## [Given passage]
[Start of Attachment]

| Literature DB >> 22113997 |
Summer S Han1, Meredith Yeager, Lee E Moore, Ming-Hui Wei, Ruth Pfeiffer, Ousmane Toure, Mark P Purdue, Mattias Johansson, Ghislaine Scelo, Charles C Chung, Valerie Gaborieau, David Zaridze, Kendra Schwartz, Neonilia Szeszenia-Dabrowska, Faith Davis, Vladimir Bencko, Joanne S Colt, Vladimir Janout, Vsevolod Matveev, Lenka Foretova, Dana Mates, M Navratilova, Paolo Boffetta, Christine D Berg, Robert L Grubb, Victoria L Stevens, Michael J Thun, W Ryan Diver, Susan M Gapstur, Demetrius Albanes, Stephanie J Weinstein, Jarmo Virtamo, Laurie Burdett, Antonin Brisuda, James D McKay, Joseph F Fraumeni, Nilanjan Chatterjee, Philip S Rosenberg, Nathaniel Rothman, Paul Brennan, Wong-Ho Chow, Margaret A Tucker, Stephen J Chanock, Jorge R Toro.

[End of Attachment]

## [Exercise aim]
Can you reproduce the whole literature database entry above, with its author list, word for word?

## [Data listing]
[Start of Attachment]

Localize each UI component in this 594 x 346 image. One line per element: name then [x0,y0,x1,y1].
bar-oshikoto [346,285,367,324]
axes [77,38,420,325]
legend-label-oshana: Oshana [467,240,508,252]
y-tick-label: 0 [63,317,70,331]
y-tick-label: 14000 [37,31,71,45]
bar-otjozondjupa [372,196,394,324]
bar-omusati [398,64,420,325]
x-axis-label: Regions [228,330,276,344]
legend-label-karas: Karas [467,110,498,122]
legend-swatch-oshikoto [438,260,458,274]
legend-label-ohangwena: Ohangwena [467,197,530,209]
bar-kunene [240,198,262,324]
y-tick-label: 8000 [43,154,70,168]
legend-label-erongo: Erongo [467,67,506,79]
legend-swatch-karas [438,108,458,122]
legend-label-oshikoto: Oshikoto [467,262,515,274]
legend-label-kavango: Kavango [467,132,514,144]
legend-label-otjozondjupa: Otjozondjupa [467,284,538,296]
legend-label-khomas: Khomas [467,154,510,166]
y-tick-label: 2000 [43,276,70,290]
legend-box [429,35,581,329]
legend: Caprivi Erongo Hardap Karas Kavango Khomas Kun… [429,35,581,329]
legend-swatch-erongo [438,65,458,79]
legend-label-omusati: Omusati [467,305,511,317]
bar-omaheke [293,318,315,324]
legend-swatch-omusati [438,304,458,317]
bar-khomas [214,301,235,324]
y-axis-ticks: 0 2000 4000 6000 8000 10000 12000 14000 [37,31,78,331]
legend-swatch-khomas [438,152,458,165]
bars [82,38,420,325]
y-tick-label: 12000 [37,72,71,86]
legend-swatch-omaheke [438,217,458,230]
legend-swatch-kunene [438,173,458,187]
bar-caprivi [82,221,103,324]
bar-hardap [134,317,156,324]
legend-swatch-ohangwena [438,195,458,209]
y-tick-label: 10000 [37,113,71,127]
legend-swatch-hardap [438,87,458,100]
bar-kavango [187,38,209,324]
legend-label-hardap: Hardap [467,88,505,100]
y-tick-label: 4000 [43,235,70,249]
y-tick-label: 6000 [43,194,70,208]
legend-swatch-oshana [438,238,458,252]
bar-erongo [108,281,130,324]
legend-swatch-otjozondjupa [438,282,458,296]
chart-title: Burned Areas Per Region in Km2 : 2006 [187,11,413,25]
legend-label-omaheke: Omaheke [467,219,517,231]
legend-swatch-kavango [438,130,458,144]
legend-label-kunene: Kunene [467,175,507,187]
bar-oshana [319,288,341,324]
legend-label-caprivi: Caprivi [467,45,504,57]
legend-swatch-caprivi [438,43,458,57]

[End of Attachment]

## [Your solution]
| Literature DB >> 22113997 |
Summer S Han1, Meredith Yeager, Lee E Moore, Ming-Hui Wei, Ruth Pfeiffer, Ousmane Toure, Mark P Purdue, Mattias Johansson, Ghislaine Scelo, Charles C Chung, Valerie Gaborieau, David Zaridze, Kendra Schwartz, Neonilia Szeszenia-Dabrowska, Faith Davis, Vladimir Bencko, Joanne S Colt, Vladimir Janout, Vsevolod Matveev, Lenka Foretova, Dana Mates, M Navratilova, Paolo Boffetta, Christine D Berg, Robert L Grubb, Victoria L Stevens, Michael J Thun, W Ryan Diver, Susan M Gapstur, Demetrius Albanes, Stephanie J Weinstein, Jarmo Virtamo, Laurie Burdett, Antonin Brisuda, James D McKay, Joseph F Fraumeni, Nilanjan Chatterjee, Philip S Rosenberg, Nathaniel Rothman, Paul Brennan, Wong-Ho Chow, Margaret A Tucker, Stephen J Chanock, Jorge R Toro.